▶ _Information shown_:
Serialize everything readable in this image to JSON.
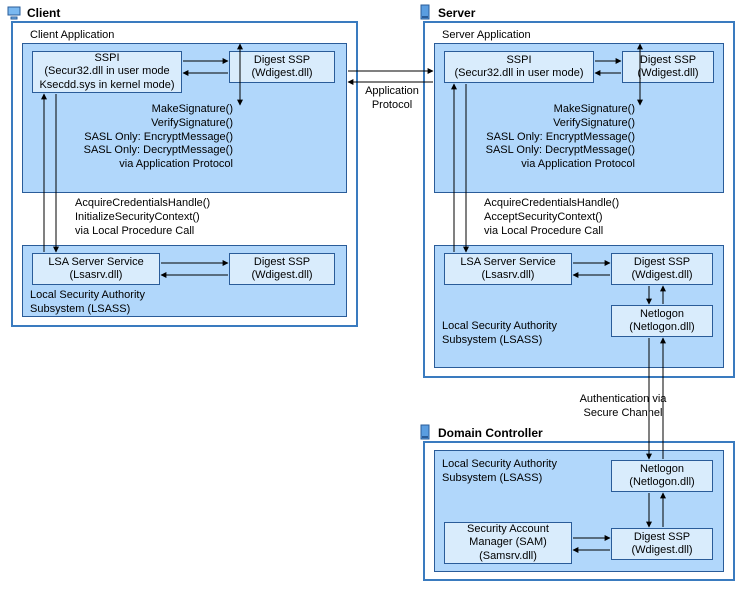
{
  "client": {
    "title": "Client",
    "app": {
      "title": "Client Application",
      "sspi": {
        "name": "SSPI",
        "detail1": "(Secur32.dll in user mode",
        "detail2": "Ksecdd.sys in kernel mode)"
      },
      "digest": {
        "name": "Digest SSP",
        "detail": "(Wdigest.dll)"
      },
      "sig": {
        "l1": "MakeSignature()",
        "l2": "VerifySignature()",
        "l3": "SASL Only: EncryptMessage()",
        "l4": "SASL Only: DecryptMessage()",
        "l5": "via Application Protocol"
      },
      "cred": {
        "l1": "AcquireCredentialsHandle()",
        "l2": "InitializeSecurityContext()",
        "l3": "via Local Procedure Call"
      }
    },
    "lsass": {
      "title1": "Local Security Authority",
      "title2": "Subsystem (LSASS)",
      "lsa": {
        "name": "LSA Server Service",
        "detail": "(Lsasrv.dll)"
      },
      "digest": {
        "name": "Digest SSP",
        "detail": "(Wdigest.dll)"
      }
    }
  },
  "server": {
    "title": "Server",
    "app": {
      "title": "Server Application",
      "sspi": {
        "name": "SSPI",
        "detail": "(Secur32.dll in user mode)"
      },
      "digest": {
        "name": "Digest SSP",
        "detail": "(Wdigest.dll)"
      },
      "sig": {
        "l1": "MakeSignature()",
        "l2": "VerifySignature()",
        "l3": "SASL Only: EncryptMessage()",
        "l4": "SASL Only: DecryptMessage()",
        "l5": "via Application Protocol"
      },
      "cred": {
        "l1": "AcquireCredentialsHandle()",
        "l2": "AcceptSecurityContext()",
        "l3": "via Local Procedure Call"
      }
    },
    "lsass": {
      "title1": "Local Security Authority",
      "title2": "Subsystem (LSASS)",
      "lsa": {
        "name": "LSA Server Service",
        "detail": "(Lsasrv.dll)"
      },
      "digest": {
        "name": "Digest SSP",
        "detail": "(Wdigest.dll)"
      },
      "netlogon": {
        "name": "Netlogon",
        "detail": "(Netlogon.dll)"
      }
    }
  },
  "dc": {
    "title": "Domain Controller",
    "lsass": {
      "title1": "Local Security Authority",
      "title2": "Subsystem (LSASS)",
      "sam": {
        "name1": "Security Account",
        "name2": "Manager (SAM)",
        "detail": "(Samsrv.dll)"
      },
      "digest": {
        "name": "Digest SSP",
        "detail": "(Wdigest.dll)"
      },
      "netlogon": {
        "name": "Netlogon",
        "detail": "(Netlogon.dll)"
      }
    }
  },
  "links": {
    "app_protocol": {
      "l1": "Application",
      "l2": "Protocol"
    },
    "auth_channel": {
      "l1": "Authentication via",
      "l2": "Secure Channel"
    }
  }
}
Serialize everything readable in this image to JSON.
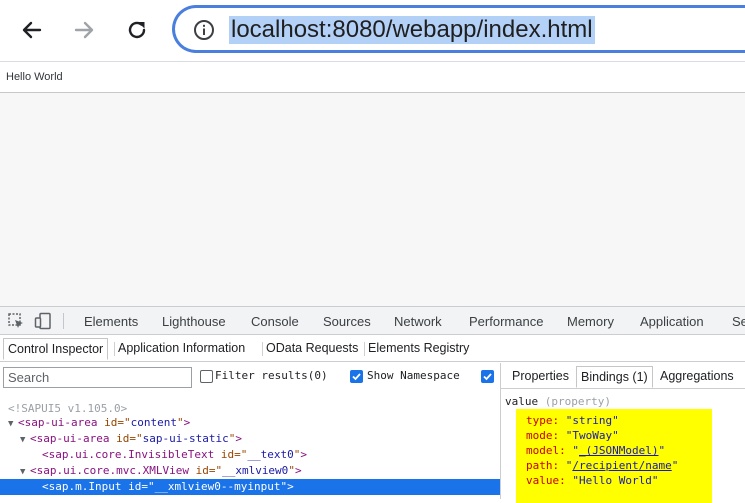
{
  "browser": {
    "url": "localhost:8080/webapp/index.html"
  },
  "page": {
    "hello_text": "Hello World"
  },
  "devtools": {
    "tabs": [
      "Elements",
      "Lighthouse",
      "Console",
      "Sources",
      "Network",
      "Performance",
      "Memory",
      "Application",
      "Se"
    ]
  },
  "ui5_inspector": {
    "tabs": [
      "Control Inspector",
      "Application Information",
      "OData Requests",
      "Elements Registry"
    ],
    "search_placeholder": "Search",
    "filter_label": "Filter results(0)",
    "show_namespace_label": "Show Namespace",
    "tree": {
      "comment": "<!SAPUI5 v1.105.0>",
      "rows": [
        {
          "tag": "sap-ui-area",
          "attr": "id",
          "value": "content"
        },
        {
          "tag": "sap-ui-area",
          "attr": "id",
          "value": "sap-ui-static"
        },
        {
          "tag": "sap.ui.core.InvisibleText",
          "attr": "id",
          "value": "__text0"
        },
        {
          "tag": "sap.ui.core.mvc.XMLView",
          "attr": "id",
          "value": "__xmlview0"
        },
        {
          "tag": "sap.m.Input",
          "attr": "id",
          "value": "__xmlview0--myinput"
        }
      ]
    },
    "right_panel": {
      "tabs": [
        "Properties",
        "Bindings (1)",
        "Aggregations"
      ],
      "property_name": "value",
      "property_kind": "(property)",
      "bindings": {
        "type": {
          "key": "type:",
          "value": "\"string\""
        },
        "mode": {
          "key": "mode:",
          "value": "\"TwoWay\""
        },
        "model": {
          "key": "model:",
          "open": "\"",
          "link": "_(JSONModel)",
          "close": "\""
        },
        "path": {
          "key": "path:",
          "open": "\"",
          "link": "/recipient/name",
          "close": "\""
        },
        "value": {
          "key": "value:",
          "value": "\"Hello World\""
        }
      }
    }
  },
  "colors": {
    "selection": "#1a73e8",
    "omnibox_border": "#4a7fdd",
    "url_highlight": "#b3d0f7",
    "binding_highlight": "#ffff00"
  }
}
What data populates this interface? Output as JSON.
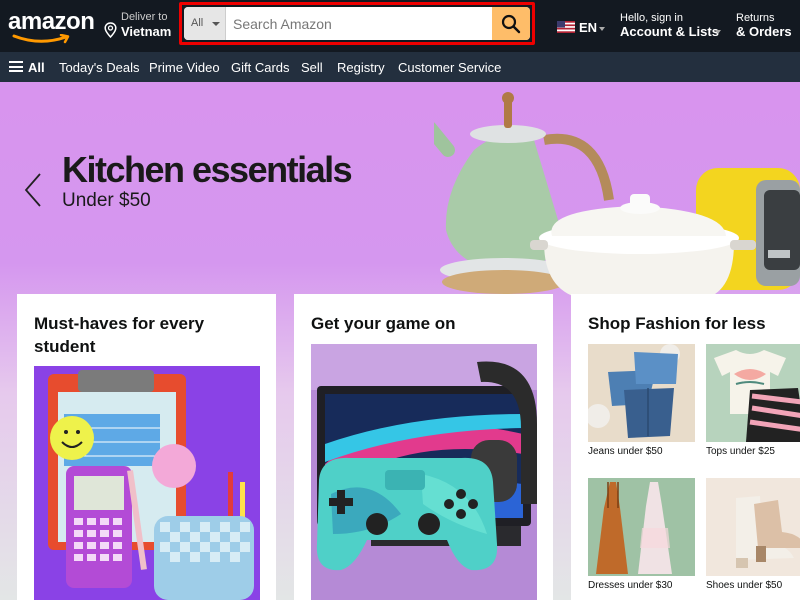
{
  "header": {
    "logo_text": "amazon",
    "deliver_label": "Deliver to",
    "deliver_location": "Vietnam",
    "search": {
      "category": "All",
      "placeholder": "Search Amazon",
      "value": ""
    },
    "language": "EN",
    "account_greeting": "Hello, sign in",
    "account_label": "Account & Lists",
    "returns_label": "Returns",
    "orders_label": "& Orders"
  },
  "subnav": {
    "all_label": "All",
    "links": [
      "Today's Deals",
      "Prime Video",
      "Gift Cards",
      "Sell",
      "Registry",
      "Customer Service"
    ]
  },
  "hero": {
    "title": "Kitchen essentials",
    "subtitle": "Under $50"
  },
  "cards": [
    {
      "title_line1": "Must-haves for every",
      "title_line2": "student"
    },
    {
      "title": "Get your game on"
    },
    {
      "title": "Shop Fashion for less",
      "tiles": [
        {
          "caption": "Jeans under $50"
        },
        {
          "caption": "Tops under $25"
        },
        {
          "caption": "Dresses under $30"
        },
        {
          "caption": "Shoes under $50"
        }
      ]
    }
  ],
  "colors": {
    "nav_bg": "#131921",
    "subnav_bg": "#232f3e",
    "search_button": "#febd69",
    "highlight_border": "#ee0000",
    "hero_bg": "#d894ee"
  }
}
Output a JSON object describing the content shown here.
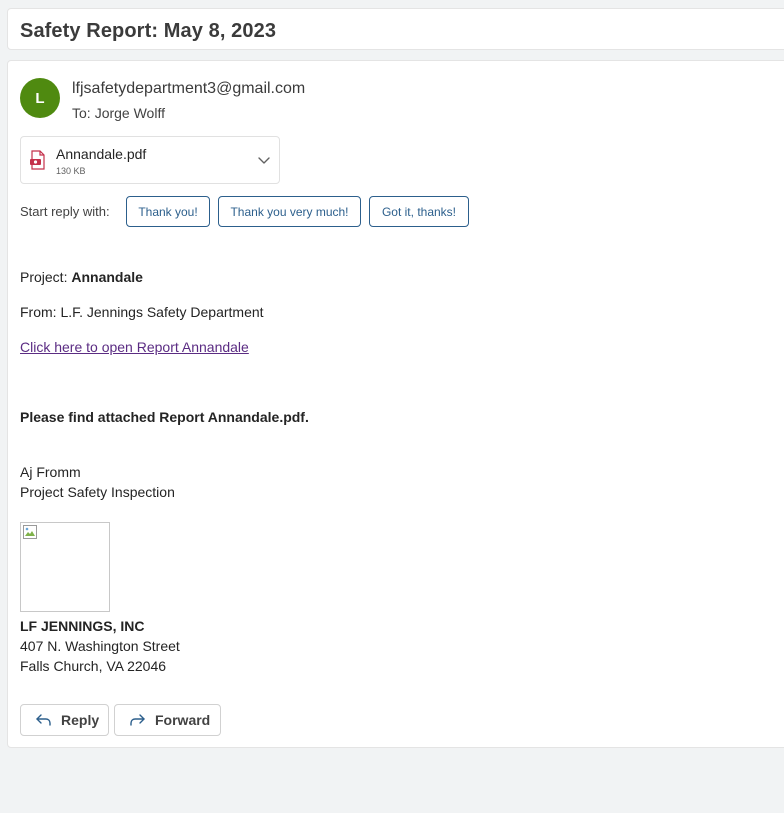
{
  "subject": "Safety Report: May 8, 2023",
  "sender": {
    "initial": "L",
    "email": "lfjsafetydepartment3@gmail.com",
    "to_prefix": "To:",
    "to_name": "Jorge Wolff",
    "avatar_color": "#4f8a10"
  },
  "attachment": {
    "name": "Annandale.pdf",
    "size": "130 KB",
    "icon": "pdf-file-icon"
  },
  "quick_reply": {
    "prompt": "Start reply with:",
    "options": [
      "Thank you!",
      "Thank you very much!",
      "Got it, thanks!"
    ]
  },
  "body": {
    "project_label": "Project: ",
    "project_name": "Annandale",
    "from_line": "From: L.F. Jennings Safety Department",
    "link_text": "Click here to open Report Annandale",
    "attached_note": "Please find attached Report Annandale.pdf.",
    "signature_name": "Aj Fromm",
    "signature_title": "Project Safety Inspection",
    "company": "LF JENNINGS, INC",
    "address_line1": "407 N. Washington Street",
    "address_line2": "Falls Church, VA 22046"
  },
  "actions": {
    "reply": "Reply",
    "forward": "Forward"
  },
  "colors": {
    "accent": "#2c5f8c",
    "link_visited": "#5b2c83",
    "pdf_red": "#c4314b"
  }
}
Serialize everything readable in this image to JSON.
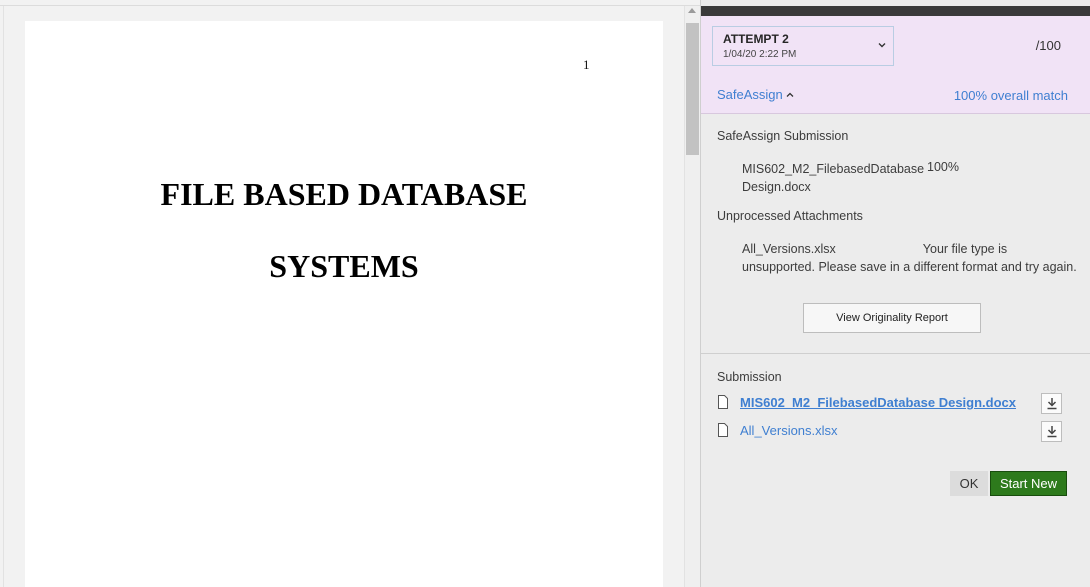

▶ _Your instructions_: Restate the whole listing above exactly, except for its images.

▶ _Answer to the exercise_:
Serialize everything readable in this image to JSON.
{
  "client": {
    "title": "Client",
    "app": {
      "title": "Client Application",
      "sspi": {
        "name": "SSPI",
        "detail1": "(Secur32.dll in user mode",
        "detail2": "Ksecdd.sys in kernel mode)"
      },
      "digest": {
        "name": "Digest SSP",
        "detail": "(Wdigest.dll)"
      },
      "sig": {
        "l1": "MakeSignature()",
        "l2": "VerifySignature()",
        "l3": "SASL Only: EncryptMessage()",
        "l4": "SASL Only: DecryptMessage()",
        "l5": "via Application Protocol"
      },
      "cred": {
        "l1": "AcquireCredentialsHandle()",
        "l2": "InitializeSecurityContext()",
        "l3": "via Local Procedure Call"
      }
    },
    "lsass": {
      "title1": "Local Security Authority",
      "title2": "Subsystem (LSASS)",
      "lsa": {
        "name": "LSA Server Service",
        "detail": "(Lsasrv.dll)"
      },
      "digest": {
        "name": "Digest SSP",
        "detail": "(Wdigest.dll)"
      }
    }
  },
  "server": {
    "title": "Server",
    "app": {
      "title": "Server Application",
      "sspi": {
        "name": "SSPI",
        "detail": "(Secur32.dll in user mode)"
      },
      "digest": {
        "name": "Digest SSP",
        "detail": "(Wdigest.dll)"
      },
      "sig": {
        "l1": "MakeSignature()",
        "l2": "VerifySignature()",
        "l3": "SASL Only: EncryptMessage()",
        "l4": "SASL Only: DecryptMessage()",
        "l5": "via Application Protocol"
      },
      "cred": {
        "l1": "AcquireCredentialsHandle()",
        "l2": "AcceptSecurityContext()",
        "l3": "via Local Procedure Call"
      }
    },
    "lsass": {
      "title1": "Local Security Authority",
      "title2": "Subsystem (LSASS)",
      "lsa": {
        "name": "LSA Server Service",
        "detail": "(Lsasrv.dll)"
      },
      "digest": {
        "name": "Digest SSP",
        "detail": "(Wdigest.dll)"
      },
      "netlogon": {
        "name": "Netlogon",
        "detail": "(Netlogon.dll)"
      }
    }
  },
  "dc": {
    "title": "Domain Controller",
    "lsass": {
      "title1": "Local Security Authority",
      "title2": "Subsystem (LSASS)",
      "sam": {
        "name1": "Security Account",
        "name2": "Manager (SAM)",
        "detail": "(Samsrv.dll)"
      },
      "digest": {
        "name": "Digest SSP",
        "detail": "(Wdigest.dll)"
      },
      "netlogon": {
        "name": "Netlogon",
        "detail": "(Netlogon.dll)"
      }
    }
  },
  "links": {
    "app_protocol": {
      "l1": "Application",
      "l2": "Protocol"
    },
    "auth_channel": {
      "l1": "Authentication via",
      "l2": "Secure Channel"
    }
  }
}
Serialize everything readable in this image to JSON.
{
  "browser": {
    "url": "localhost:8080/webapp/index.html"
  },
  "page": {
    "hello_text": "Hello World"
  },
  "devtools": {
    "tabs": [
      "Elements",
      "Lighthouse",
      "Console",
      "Sources",
      "Network",
      "Performance",
      "Memory",
      "Application",
      "Se"
    ]
  },
  "ui5_inspector": {
    "tabs": [
      "Control Inspector",
      "Application Information",
      "OData Requests",
      "Elements Registry"
    ],
    "search_placeholder": "Search",
    "filter_label": "Filter results(0)",
    "show_namespace_label": "Show Namespace",
    "tree": {
      "comment": "<!SAPUI5 v1.105.0>",
      "rows": [
        {
          "tag": "sap-ui-area",
          "attr": "id",
          "value": "content"
        },
        {
          "tag": "sap-ui-area",
          "attr": "id",
          "value": "sap-ui-static"
        },
        {
          "tag": "sap.ui.core.InvisibleText",
          "attr": "id",
          "value": "__text0"
        },
        {
          "tag": "sap.ui.core.mvc.XMLView",
          "attr": "id",
          "value": "__xmlview0"
        },
        {
          "tag": "sap.m.Input",
          "attr": "id",
          "value": "__xmlview0--myinput"
        }
      ]
    },
    "right_panel": {
      "tabs": [
        "Properties",
        "Bindings (1)",
        "Aggregations"
      ],
      "property_name": "value",
      "property_kind": "(property)",
      "bindings": {
        "type": {
          "key": "type:",
          "value": "\"string\""
        },
        "mode": {
          "key": "mode:",
          "value": "\"TwoWay\""
        },
        "model": {
          "key": "model:",
          "open": "\"",
          "link": "_(JSONModel)",
          "close": "\""
        },
        "path": {
          "key": "path:",
          "open": "\"",
          "link": "/recipient/name",
          "close": "\""
        },
        "value": {
          "key": "value:",
          "value": "\"Hello World\""
        }
      }
    }
  },
  "colors": {
    "selection": "#1a73e8",
    "omnibox_border": "#4a7fdd",
    "url_highlight": "#b3d0f7",
    "binding_highlight": "#ffff00"
  }
}
What data populates this interface? Output as JSON.
{
  "header": {
    "logo_text": "amazon",
    "deliver_label": "Deliver to",
    "deliver_location": "Vietnam",
    "search": {
      "category": "All",
      "placeholder": "Search Amazon",
      "value": ""
    },
    "language": "EN",
    "account_greeting": "Hello, sign in",
    "account_label": "Account & Lists",
    "returns_label": "Returns",
    "orders_label": "& Orders"
  },
  "subnav": {
    "all_label": "All",
    "links": [
      "Today's Deals",
      "Prime Video",
      "Gift Cards",
      "Sell",
      "Registry",
      "Customer Service"
    ]
  },
  "hero": {
    "title": "Kitchen essentials",
    "subtitle": "Under $50"
  },
  "cards": [
    {
      "title_line1": "Must-haves for every",
      "title_line2": "student"
    },
    {
      "title": "Get your game on"
    },
    {
      "title": "Shop Fashion for less",
      "tiles": [
        {
          "caption": "Jeans under $50"
        },
        {
          "caption": "Tops under $25"
        },
        {
          "caption": "Dresses under $30"
        },
        {
          "caption": "Shoes under $50"
        }
      ]
    }
  ],
  "colors": {
    "nav_bg": "#131921",
    "subnav_bg": "#232f3e",
    "search_button": "#febd69",
    "highlight_border": "#ee0000",
    "hero_bg": "#d894ee"
  }
}
Output a JSON object describing the content shown here.
{
  "subject": "Safety Report: May 8, 2023",
  "sender": {
    "initial": "L",
    "email": "lfjsafetydepartment3@gmail.com",
    "to_prefix": "To:",
    "to_name": "Jorge Wolff",
    "avatar_color": "#4f8a10"
  },
  "attachment": {
    "name": "Annandale.pdf",
    "size": "130 KB",
    "icon": "pdf-file-icon"
  },
  "quick_reply": {
    "prompt": "Start reply with:",
    "options": [
      "Thank you!",
      "Thank you very much!",
      "Got it, thanks!"
    ]
  },
  "body": {
    "project_label": "Project: ",
    "project_name": "Annandale",
    "from_line": "From: L.F. Jennings Safety Department",
    "link_text": "Click here to open Report Annandale",
    "attached_note": "Please find attached Report Annandale.pdf.",
    "signature_name": "Aj Fromm",
    "signature_title": "Project Safety Inspection",
    "company": "LF JENNINGS, INC",
    "address_line1": "407 N. Washington Street",
    "address_line2": "Falls Church, VA 22046"
  },
  "actions": {
    "reply": "Reply",
    "forward": "Forward"
  },
  "colors": {
    "accent": "#2c5f8c",
    "link_visited": "#5b2c83",
    "pdf_red": "#c4314b"
  }
}
Serialize everything readable in this image to JSON.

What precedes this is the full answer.